● **Problem details**
Using the material that follows, identify and copy each line with the string "understand".

=== Records provided ===

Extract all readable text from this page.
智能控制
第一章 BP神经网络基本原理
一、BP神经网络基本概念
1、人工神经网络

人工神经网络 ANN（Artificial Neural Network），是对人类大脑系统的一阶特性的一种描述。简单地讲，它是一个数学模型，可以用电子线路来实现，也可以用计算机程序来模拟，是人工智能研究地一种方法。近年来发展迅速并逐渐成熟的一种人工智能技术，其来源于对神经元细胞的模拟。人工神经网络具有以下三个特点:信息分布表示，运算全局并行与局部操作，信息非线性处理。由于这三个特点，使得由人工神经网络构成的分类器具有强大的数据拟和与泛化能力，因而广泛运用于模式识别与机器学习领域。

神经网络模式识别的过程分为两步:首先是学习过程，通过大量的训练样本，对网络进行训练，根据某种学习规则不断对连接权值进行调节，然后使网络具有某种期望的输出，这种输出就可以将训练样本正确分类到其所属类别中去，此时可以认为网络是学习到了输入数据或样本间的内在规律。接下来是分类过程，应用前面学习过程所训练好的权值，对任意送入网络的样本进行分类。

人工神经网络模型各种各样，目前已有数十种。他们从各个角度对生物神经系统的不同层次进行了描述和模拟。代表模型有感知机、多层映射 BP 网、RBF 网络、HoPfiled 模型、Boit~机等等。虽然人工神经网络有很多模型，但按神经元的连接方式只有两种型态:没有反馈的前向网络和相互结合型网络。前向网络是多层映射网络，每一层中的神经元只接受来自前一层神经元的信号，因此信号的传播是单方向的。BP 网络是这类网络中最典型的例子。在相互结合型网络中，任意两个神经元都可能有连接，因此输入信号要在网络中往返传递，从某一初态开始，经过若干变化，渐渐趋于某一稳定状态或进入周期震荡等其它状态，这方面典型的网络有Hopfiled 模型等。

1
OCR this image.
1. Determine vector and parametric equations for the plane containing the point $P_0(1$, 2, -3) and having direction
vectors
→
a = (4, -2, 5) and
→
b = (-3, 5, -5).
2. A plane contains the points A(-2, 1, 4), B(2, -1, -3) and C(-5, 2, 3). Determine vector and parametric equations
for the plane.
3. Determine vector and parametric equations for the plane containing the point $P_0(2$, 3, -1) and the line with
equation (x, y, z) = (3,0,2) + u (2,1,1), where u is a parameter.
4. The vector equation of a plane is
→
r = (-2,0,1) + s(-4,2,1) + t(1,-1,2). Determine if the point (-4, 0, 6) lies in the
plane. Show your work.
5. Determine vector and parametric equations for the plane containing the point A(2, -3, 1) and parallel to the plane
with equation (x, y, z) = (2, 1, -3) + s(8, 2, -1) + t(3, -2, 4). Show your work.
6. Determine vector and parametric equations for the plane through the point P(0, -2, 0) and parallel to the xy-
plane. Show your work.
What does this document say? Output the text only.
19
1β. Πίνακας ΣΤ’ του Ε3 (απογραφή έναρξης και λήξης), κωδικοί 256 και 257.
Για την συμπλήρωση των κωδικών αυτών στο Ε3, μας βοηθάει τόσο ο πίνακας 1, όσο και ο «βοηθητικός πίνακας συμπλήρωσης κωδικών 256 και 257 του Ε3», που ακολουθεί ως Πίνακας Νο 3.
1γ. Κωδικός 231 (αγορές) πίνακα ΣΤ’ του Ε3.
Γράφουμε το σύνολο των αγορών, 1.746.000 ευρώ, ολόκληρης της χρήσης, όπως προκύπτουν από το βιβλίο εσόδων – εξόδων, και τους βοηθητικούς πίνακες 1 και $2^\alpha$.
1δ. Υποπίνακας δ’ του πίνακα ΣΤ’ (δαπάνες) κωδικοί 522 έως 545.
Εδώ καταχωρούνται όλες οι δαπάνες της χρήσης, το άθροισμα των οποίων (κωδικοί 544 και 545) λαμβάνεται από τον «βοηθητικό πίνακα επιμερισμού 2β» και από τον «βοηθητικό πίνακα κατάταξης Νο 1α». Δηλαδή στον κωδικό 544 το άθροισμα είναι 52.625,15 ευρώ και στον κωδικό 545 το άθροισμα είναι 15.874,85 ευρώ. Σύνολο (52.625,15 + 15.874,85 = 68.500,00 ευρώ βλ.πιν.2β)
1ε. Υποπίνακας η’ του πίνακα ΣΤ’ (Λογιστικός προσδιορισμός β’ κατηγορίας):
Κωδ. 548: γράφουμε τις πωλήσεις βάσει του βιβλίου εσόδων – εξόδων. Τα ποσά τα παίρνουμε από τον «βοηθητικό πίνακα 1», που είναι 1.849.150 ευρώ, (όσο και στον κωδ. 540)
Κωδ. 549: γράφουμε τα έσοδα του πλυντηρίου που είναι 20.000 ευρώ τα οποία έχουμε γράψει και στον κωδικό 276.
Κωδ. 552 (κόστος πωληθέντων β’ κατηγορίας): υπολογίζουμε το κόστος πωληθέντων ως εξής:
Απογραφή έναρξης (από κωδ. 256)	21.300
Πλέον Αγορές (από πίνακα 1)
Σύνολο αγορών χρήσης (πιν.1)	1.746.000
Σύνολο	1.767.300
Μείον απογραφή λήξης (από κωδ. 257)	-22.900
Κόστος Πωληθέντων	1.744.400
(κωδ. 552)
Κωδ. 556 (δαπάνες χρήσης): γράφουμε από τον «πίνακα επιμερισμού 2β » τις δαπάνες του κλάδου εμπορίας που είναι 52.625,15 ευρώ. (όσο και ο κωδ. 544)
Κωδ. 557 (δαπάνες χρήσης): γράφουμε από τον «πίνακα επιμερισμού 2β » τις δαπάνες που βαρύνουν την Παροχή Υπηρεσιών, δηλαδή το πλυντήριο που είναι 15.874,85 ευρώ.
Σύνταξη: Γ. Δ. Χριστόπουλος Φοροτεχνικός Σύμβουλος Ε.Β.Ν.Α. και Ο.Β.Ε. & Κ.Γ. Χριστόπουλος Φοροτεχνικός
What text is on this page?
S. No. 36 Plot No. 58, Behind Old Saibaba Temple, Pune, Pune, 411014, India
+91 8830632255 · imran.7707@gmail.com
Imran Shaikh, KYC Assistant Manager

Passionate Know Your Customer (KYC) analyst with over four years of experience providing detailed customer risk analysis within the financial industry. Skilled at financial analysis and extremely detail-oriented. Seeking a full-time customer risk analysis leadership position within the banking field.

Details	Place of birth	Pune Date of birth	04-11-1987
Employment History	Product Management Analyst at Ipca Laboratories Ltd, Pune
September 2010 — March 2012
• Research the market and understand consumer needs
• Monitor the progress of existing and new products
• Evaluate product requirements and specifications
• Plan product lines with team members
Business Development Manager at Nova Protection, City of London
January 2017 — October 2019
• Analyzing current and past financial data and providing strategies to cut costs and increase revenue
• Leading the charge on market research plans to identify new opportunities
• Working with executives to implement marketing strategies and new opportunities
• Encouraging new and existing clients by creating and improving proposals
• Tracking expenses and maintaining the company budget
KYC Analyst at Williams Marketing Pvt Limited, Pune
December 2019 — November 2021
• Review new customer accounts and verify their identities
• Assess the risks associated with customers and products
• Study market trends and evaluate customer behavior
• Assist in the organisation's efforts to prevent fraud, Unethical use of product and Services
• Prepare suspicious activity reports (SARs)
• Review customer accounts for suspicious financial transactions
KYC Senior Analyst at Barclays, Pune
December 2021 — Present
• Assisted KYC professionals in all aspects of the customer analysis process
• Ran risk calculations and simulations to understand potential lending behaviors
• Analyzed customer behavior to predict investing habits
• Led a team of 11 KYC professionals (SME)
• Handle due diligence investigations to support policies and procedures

===

● **Written solution**
• Research the market and understand consumer needs
• Ran risk calculations and simulations to understand potential lending behaviors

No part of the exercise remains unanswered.